Report only the number of lines in this material that include the string "panel".

════════════════════

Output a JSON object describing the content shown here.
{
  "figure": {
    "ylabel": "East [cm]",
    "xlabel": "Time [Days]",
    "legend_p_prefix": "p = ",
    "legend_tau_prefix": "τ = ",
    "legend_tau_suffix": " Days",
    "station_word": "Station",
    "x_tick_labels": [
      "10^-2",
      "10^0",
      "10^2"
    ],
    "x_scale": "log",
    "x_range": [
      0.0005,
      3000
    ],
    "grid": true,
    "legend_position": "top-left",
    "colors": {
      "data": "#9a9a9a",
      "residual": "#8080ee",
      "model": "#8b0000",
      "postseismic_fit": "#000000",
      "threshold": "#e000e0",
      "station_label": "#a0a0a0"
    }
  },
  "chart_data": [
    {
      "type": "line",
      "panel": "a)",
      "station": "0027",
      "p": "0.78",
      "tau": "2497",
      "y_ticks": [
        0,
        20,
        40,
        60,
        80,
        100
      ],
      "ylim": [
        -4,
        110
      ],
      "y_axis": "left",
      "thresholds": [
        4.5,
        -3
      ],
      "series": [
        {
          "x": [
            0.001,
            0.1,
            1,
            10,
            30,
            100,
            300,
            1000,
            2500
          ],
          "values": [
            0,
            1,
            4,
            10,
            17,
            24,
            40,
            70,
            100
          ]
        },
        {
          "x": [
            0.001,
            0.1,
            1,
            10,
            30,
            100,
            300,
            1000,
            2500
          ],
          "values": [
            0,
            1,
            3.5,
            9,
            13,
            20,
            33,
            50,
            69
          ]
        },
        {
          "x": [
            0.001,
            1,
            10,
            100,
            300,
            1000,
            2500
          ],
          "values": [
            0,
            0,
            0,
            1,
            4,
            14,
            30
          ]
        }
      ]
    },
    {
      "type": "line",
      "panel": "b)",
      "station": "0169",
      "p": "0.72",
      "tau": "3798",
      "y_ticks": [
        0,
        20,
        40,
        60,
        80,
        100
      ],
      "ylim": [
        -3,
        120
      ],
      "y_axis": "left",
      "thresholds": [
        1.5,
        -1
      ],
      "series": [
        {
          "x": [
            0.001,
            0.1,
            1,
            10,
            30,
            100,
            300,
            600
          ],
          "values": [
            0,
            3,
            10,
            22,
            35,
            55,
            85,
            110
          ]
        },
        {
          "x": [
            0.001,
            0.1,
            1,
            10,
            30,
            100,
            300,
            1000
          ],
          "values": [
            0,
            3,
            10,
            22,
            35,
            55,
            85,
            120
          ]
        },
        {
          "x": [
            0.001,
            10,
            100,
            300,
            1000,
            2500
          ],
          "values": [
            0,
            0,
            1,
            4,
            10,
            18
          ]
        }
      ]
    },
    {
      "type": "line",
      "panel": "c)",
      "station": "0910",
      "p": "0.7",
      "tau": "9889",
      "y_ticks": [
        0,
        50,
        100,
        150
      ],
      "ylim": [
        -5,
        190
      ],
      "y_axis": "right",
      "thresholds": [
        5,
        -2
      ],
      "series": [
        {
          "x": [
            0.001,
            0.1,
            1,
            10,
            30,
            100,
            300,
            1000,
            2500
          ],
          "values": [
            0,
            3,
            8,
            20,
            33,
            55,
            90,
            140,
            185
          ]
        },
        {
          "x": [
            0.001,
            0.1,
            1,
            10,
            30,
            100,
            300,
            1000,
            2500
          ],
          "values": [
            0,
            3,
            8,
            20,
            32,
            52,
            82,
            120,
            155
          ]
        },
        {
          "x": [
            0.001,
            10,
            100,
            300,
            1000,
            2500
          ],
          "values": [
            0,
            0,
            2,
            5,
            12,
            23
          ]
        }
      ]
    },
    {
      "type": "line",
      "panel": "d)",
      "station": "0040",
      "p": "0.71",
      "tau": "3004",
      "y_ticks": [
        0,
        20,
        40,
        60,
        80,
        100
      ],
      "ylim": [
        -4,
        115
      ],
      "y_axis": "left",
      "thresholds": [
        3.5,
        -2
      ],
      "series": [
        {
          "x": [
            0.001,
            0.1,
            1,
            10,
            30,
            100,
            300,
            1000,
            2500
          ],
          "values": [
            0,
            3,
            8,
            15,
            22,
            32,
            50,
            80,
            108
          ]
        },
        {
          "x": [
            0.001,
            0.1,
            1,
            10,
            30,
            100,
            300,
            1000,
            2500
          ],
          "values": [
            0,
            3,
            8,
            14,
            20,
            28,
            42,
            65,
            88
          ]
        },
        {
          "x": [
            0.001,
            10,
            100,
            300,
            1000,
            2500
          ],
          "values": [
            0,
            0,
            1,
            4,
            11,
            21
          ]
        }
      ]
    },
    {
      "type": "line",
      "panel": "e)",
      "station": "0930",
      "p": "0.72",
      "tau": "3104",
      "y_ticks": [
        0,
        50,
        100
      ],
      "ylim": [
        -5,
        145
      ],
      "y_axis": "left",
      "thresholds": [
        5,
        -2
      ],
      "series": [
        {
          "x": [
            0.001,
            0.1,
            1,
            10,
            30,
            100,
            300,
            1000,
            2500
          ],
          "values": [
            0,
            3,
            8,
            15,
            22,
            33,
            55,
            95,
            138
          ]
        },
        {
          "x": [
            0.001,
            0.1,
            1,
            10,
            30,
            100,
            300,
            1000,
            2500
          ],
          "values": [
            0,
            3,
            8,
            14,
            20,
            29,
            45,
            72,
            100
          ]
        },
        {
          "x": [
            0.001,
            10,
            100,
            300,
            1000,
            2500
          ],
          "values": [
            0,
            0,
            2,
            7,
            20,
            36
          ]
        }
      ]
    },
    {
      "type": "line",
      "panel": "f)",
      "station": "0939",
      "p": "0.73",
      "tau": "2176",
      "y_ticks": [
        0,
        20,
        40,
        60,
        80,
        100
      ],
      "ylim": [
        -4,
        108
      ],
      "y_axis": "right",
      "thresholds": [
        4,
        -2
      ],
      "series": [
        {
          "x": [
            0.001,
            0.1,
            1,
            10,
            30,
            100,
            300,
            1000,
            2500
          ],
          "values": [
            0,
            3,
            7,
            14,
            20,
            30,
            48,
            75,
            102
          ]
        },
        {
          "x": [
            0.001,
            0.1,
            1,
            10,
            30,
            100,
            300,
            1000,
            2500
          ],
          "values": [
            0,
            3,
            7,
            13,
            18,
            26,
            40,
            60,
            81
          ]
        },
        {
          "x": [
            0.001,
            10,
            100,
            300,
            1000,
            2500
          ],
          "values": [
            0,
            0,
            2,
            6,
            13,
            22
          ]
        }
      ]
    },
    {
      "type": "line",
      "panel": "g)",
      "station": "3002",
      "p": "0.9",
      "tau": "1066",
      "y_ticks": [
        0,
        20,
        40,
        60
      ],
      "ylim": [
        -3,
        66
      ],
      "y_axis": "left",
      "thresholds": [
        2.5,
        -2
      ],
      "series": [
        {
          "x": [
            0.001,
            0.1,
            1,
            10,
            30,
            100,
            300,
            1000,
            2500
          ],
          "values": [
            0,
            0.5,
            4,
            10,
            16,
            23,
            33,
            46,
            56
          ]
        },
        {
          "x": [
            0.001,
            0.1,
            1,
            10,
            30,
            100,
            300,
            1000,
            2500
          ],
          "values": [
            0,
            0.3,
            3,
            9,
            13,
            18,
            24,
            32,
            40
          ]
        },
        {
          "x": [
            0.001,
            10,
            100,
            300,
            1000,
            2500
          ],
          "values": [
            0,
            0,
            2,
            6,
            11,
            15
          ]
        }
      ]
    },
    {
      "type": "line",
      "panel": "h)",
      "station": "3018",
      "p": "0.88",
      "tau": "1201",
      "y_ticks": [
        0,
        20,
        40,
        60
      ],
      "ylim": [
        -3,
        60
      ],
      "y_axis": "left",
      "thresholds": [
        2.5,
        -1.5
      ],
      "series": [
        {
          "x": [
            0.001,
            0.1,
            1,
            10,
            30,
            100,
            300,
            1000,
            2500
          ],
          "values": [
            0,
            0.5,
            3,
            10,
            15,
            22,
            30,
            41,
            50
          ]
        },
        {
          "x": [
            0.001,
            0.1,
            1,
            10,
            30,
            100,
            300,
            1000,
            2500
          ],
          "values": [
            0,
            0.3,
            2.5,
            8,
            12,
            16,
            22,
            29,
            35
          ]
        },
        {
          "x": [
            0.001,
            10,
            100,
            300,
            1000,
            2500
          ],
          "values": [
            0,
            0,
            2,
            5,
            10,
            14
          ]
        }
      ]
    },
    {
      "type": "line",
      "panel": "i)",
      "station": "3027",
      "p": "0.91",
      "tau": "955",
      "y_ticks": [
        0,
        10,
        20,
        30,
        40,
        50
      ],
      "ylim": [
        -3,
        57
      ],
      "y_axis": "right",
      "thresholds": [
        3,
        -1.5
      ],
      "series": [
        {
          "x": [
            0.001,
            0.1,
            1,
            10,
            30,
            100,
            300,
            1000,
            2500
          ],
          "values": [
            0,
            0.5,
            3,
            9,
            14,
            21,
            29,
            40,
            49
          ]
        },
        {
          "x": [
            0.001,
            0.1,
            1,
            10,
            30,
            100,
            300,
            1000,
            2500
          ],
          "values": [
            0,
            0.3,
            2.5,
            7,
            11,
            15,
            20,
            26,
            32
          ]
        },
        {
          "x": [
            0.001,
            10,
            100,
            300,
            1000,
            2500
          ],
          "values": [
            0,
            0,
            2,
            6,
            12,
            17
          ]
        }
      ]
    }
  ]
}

════════════════════

Reply: 9